[Collected data]

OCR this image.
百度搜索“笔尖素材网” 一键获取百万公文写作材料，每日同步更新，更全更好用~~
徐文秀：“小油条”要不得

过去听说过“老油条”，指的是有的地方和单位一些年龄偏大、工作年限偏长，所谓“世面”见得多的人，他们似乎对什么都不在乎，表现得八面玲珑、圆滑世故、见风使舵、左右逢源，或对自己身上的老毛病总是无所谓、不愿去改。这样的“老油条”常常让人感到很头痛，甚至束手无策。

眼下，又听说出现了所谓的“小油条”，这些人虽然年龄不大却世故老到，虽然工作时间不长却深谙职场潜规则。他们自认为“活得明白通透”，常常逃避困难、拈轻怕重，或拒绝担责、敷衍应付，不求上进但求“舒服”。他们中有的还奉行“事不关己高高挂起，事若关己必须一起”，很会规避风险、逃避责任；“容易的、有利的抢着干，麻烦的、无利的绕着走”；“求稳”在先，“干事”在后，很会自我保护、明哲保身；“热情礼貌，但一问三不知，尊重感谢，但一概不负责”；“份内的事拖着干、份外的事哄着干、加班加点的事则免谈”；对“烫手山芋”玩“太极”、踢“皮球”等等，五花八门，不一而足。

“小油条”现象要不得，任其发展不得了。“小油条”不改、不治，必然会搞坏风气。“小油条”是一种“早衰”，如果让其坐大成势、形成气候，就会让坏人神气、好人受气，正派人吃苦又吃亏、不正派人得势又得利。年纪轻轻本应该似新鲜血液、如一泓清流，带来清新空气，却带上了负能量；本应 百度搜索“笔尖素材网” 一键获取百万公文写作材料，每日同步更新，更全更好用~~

What you need to do ->
The entries above must be returned in full, exactly as shown.

Solved problem ->
OCR this image.
百度搜索“笔尖素材网” 一键获取百万公文写作材料，每日同步更新，更全更好用~~
徐文秀：“小油条”要不得

过去听说过“老油条”，指的是有的地方和单位一些年龄偏大、工作年限偏长，所谓“世面”见得多的人，他们似乎对什么都不在乎，表现得八面玲珑、圆滑世故、见风使舵、左右逢源，或对自己身上的老毛病总是无所谓、不愿去改。这样的“老油条”常常让人感到很头痛，甚至束手无策。

眼下，又听说出现了所谓的“小油条”，这些人虽然年龄不大却世故老到，虽然工作时间不长却深谙职场潜规则。他们自认为“活得明白通透”，常常逃避困难、拈轻怕重，或拒绝担责、敷衍应付，不求上进但求“舒服”。他们中有的还奉行“事不关己高高挂起，事若关己必须一起”，很会规避风险、逃避责任；“容易的、有利的抢着干，麻烦的、无利的绕着走”；“求稳”在先，“干事”在后，很会自我保护、明哲保身；“热情礼貌，但一问三不知，尊重感谢，但一概不负责”；“份内的事拖着干、份外的事哄着干、加班加点的事则免谈”；对“烫手山芋”玩“太极”、踢“皮球”等等，五花八门，不一而足。

“小油条”现象要不得，任其发展不得了。“小油条”不改、不治，必然会搞坏风气。“小油条”是一种“早衰”，如果让其坐大成势、形成气候，就会让坏人神气、好人受气，正派人吃苦又吃亏、不正派人得势又得利。年纪轻轻本应该似新鲜血液、如一泓清流，带来清新空气，却带上了负能量；本应 百度搜索“笔尖素材网” 一键获取百万公文写作材料，每日同步更新，更全更好用~~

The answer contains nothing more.